**Raw data:**
* * *
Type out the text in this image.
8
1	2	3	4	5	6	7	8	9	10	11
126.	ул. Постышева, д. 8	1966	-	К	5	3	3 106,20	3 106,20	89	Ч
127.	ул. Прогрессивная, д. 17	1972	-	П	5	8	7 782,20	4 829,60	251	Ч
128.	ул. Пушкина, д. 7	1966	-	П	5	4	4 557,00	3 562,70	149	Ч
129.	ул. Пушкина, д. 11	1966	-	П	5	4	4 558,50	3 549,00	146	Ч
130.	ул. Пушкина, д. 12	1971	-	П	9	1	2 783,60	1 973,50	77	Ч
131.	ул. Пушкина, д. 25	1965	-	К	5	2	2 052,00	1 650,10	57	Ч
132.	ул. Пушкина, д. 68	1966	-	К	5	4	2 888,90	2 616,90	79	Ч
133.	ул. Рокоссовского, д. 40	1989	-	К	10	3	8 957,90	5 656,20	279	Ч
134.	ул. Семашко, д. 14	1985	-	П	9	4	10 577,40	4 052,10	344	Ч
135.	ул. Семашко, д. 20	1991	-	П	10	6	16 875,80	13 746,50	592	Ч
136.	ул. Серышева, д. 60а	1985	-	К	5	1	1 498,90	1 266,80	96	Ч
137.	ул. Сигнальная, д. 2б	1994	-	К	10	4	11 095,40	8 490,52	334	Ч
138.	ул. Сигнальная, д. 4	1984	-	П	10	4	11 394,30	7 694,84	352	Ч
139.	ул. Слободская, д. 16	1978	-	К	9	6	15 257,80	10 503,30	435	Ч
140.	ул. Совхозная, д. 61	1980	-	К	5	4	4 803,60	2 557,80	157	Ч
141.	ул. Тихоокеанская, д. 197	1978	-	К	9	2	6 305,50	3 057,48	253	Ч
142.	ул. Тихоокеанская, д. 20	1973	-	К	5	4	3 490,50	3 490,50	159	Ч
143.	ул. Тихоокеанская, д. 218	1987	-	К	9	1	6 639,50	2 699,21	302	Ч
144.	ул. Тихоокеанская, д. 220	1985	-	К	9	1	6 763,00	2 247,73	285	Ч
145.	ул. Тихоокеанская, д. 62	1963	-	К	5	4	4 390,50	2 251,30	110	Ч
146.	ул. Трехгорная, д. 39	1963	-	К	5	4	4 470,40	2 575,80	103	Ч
* * *
**What to work on:** Extract every line above that contains the word "Сигнальная".

**Written response:**
137.	ул. Сигнальная, д. 2б	1994	-	К	10	4	11 095,40	8 490,52	334	Ч
138.	ул. Сигнальная, д. 4	1984	-	П	10	4	11 394,30	7 694,84	352	Ч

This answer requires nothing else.